** Start of MATERIAL FOR THIS TASK **
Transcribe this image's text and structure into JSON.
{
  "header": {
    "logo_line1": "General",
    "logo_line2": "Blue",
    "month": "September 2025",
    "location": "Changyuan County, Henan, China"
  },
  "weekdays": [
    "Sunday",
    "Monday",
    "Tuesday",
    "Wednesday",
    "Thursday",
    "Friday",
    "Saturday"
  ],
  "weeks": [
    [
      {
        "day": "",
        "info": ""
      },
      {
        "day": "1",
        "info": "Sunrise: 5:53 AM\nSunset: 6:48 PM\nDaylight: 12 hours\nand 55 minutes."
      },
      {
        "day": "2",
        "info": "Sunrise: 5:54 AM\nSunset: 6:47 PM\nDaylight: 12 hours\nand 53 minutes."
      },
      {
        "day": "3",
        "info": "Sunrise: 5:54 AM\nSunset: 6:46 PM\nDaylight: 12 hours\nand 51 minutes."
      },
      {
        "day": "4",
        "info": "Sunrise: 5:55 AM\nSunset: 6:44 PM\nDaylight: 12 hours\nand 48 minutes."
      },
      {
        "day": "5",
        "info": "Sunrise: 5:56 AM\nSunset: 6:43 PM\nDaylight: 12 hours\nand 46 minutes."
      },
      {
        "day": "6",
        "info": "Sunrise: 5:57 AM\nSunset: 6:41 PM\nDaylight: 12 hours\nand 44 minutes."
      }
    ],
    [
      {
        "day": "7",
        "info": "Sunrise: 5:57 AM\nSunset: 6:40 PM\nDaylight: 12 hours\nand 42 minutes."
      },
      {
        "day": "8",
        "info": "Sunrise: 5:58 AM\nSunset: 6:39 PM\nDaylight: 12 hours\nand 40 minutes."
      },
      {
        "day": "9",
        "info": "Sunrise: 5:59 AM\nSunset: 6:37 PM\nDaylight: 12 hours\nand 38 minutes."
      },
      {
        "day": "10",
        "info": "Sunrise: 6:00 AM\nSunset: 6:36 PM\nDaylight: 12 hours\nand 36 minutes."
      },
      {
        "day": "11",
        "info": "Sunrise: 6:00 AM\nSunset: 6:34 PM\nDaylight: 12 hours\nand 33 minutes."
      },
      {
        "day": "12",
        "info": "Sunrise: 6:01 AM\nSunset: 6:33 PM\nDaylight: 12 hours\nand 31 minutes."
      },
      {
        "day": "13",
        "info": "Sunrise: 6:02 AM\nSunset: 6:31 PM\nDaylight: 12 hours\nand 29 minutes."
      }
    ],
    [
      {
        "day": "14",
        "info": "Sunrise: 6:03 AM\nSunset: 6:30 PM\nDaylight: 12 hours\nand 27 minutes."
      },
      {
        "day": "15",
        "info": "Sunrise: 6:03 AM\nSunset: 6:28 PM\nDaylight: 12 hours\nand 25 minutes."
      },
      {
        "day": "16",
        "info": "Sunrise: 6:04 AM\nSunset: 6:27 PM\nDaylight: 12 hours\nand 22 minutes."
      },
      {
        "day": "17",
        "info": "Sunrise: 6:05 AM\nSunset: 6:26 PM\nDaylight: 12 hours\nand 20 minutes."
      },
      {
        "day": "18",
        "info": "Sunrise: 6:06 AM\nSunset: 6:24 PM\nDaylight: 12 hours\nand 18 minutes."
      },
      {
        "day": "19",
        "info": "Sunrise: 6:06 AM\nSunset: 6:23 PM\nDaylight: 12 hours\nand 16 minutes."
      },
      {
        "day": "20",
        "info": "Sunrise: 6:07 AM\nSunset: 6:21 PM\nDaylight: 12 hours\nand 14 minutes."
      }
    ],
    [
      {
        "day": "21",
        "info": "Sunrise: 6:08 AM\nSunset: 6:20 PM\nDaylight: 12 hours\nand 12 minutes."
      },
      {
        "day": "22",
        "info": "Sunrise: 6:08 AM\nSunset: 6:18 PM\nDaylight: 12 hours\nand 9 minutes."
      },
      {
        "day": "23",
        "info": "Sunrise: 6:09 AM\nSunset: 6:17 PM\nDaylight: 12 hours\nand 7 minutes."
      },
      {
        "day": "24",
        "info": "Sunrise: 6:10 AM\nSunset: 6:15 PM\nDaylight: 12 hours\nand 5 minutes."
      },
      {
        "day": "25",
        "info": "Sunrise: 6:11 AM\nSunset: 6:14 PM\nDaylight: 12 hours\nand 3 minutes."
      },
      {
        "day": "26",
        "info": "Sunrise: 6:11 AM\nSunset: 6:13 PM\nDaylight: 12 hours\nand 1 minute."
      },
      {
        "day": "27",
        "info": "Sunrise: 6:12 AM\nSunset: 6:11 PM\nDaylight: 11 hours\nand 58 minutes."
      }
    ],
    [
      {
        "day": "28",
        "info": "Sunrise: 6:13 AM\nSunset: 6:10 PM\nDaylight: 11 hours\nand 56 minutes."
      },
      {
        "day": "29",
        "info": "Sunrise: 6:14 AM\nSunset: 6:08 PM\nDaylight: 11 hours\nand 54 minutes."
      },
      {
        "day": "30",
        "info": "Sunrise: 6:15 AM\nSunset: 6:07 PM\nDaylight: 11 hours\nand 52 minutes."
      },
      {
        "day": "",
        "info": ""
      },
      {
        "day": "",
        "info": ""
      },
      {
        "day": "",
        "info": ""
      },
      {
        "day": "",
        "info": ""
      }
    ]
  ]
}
** End of MATERIAL FOR THIS TASK **
Extract the data in full. Keep it word for word.

Transcribe this image's text and structure into JSON.
{
  "header": {
    "logo_line1": "General",
    "logo_line2": "Blue",
    "month": "September 2025",
    "location": "Changyuan County, Henan, China"
  },
  "weekdays": [
    "Sunday",
    "Monday",
    "Tuesday",
    "Wednesday",
    "Thursday",
    "Friday",
    "Saturday"
  ],
  "weeks": [
    [
      {
        "day": "",
        "info": ""
      },
      {
        "day": "1",
        "info": "Sunrise: 5:53 AM\nSunset: 6:48 PM\nDaylight: 12 hours\nand 55 minutes."
      },
      {
        "day": "2",
        "info": "Sunrise: 5:54 AM\nSunset: 6:47 PM\nDaylight: 12 hours\nand 53 minutes."
      },
      {
        "day": "3",
        "info": "Sunrise: 5:54 AM\nSunset: 6:46 PM\nDaylight: 12 hours\nand 51 minutes."
      },
      {
        "day": "4",
        "info": "Sunrise: 5:55 AM\nSunset: 6:44 PM\nDaylight: 12 hours\nand 48 minutes."
      },
      {
        "day": "5",
        "info": "Sunrise: 5:56 AM\nSunset: 6:43 PM\nDaylight: 12 hours\nand 46 minutes."
      },
      {
        "day": "6",
        "info": "Sunrise: 5:57 AM\nSunset: 6:41 PM\nDaylight: 12 hours\nand 44 minutes."
      }
    ],
    [
      {
        "day": "7",
        "info": "Sunrise: 5:57 AM\nSunset: 6:40 PM\nDaylight: 12 hours\nand 42 minutes."
      },
      {
        "day": "8",
        "info": "Sunrise: 5:58 AM\nSunset: 6:39 PM\nDaylight: 12 hours\nand 40 minutes."
      },
      {
        "day": "9",
        "info": "Sunrise: 5:59 AM\nSunset: 6:37 PM\nDaylight: 12 hours\nand 38 minutes."
      },
      {
        "day": "10",
        "info": "Sunrise: 6:00 AM\nSunset: 6:36 PM\nDaylight: 12 hours\nand 36 minutes."
      },
      {
        "day": "11",
        "info": "Sunrise: 6:00 AM\nSunset: 6:34 PM\nDaylight: 12 hours\nand 33 minutes."
      },
      {
        "day": "12",
        "info": "Sunrise: 6:01 AM\nSunset: 6:33 PM\nDaylight: 12 hours\nand 31 minutes."
      },
      {
        "day": "13",
        "info": "Sunrise: 6:02 AM\nSunset: 6:31 PM\nDaylight: 12 hours\nand 29 minutes."
      }
    ],
    [
      {
        "day": "14",
        "info": "Sunrise: 6:03 AM\nSunset: 6:30 PM\nDaylight: 12 hours\nand 27 minutes."
      },
      {
        "day": "15",
        "info": "Sunrise: 6:03 AM\nSunset: 6:28 PM\nDaylight: 12 hours\nand 25 minutes."
      },
      {
        "day": "16",
        "info": "Sunrise: 6:04 AM\nSunset: 6:27 PM\nDaylight: 12 hours\nand 22 minutes."
      },
      {
        "day": "17",
        "info": "Sunrise: 6:05 AM\nSunset: 6:26 PM\nDaylight: 12 hours\nand 20 minutes."
      },
      {
        "day": "18",
        "info": "Sunrise: 6:06 AM\nSunset: 6:24 PM\nDaylight: 12 hours\nand 18 minutes."
      },
      {
        "day": "19",
        "info": "Sunrise: 6:06 AM\nSunset: 6:23 PM\nDaylight: 12 hours\nand 16 minutes."
      },
      {
        "day": "20",
        "info": "Sunrise: 6:07 AM\nSunset: 6:21 PM\nDaylight: 12 hours\nand 14 minutes."
      }
    ],
    [
      {
        "day": "21",
        "info": "Sunrise: 6:08 AM\nSunset: 6:20 PM\nDaylight: 12 hours\nand 12 minutes."
      },
      {
        "day": "22",
        "info": "Sunrise: 6:08 AM\nSunset: 6:18 PM\nDaylight: 12 hours\nand 9 minutes."
      },
      {
        "day": "23",
        "info": "Sunrise: 6:09 AM\nSunset: 6:17 PM\nDaylight: 12 hours\nand 7 minutes."
      },
      {
        "day": "24",
        "info": "Sunrise: 6:10 AM\nSunset: 6:15 PM\nDaylight: 12 hours\nand 5 minutes."
      },
      {
        "day": "25",
        "info": "Sunrise: 6:11 AM\nSunset: 6:14 PM\nDaylight: 12 hours\nand 3 minutes."
      },
      {
        "day": "26",
        "info": "Sunrise: 6:11 AM\nSunset: 6:13 PM\nDaylight: 12 hours\nand 1 minute."
      },
      {
        "day": "27",
        "info": "Sunrise: 6:12 AM\nSunset: 6:11 PM\nDaylight: 11 hours\nand 58 minutes."
      }
    ],
    [
      {
        "day": "28",
        "info": "Sunrise: 6:13 AM\nSunset: 6:10 PM\nDaylight: 11 hours\nand 56 minutes."
      },
      {
        "day": "29",
        "info": "Sunrise: 6:14 AM\nSunset: 6:08 PM\nDaylight: 11 hours\nand 54 minutes."
      },
      {
        "day": "30",
        "info": "Sunrise: 6:15 AM\nSunset: 6:07 PM\nDaylight: 11 hours\nand 52 minutes."
      },
      {
        "day": "",
        "info": ""
      },
      {
        "day": "",
        "info": ""
      },
      {
        "day": "",
        "info": ""
      },
      {
        "day": "",
        "info": ""
      }
    ]
  ]
}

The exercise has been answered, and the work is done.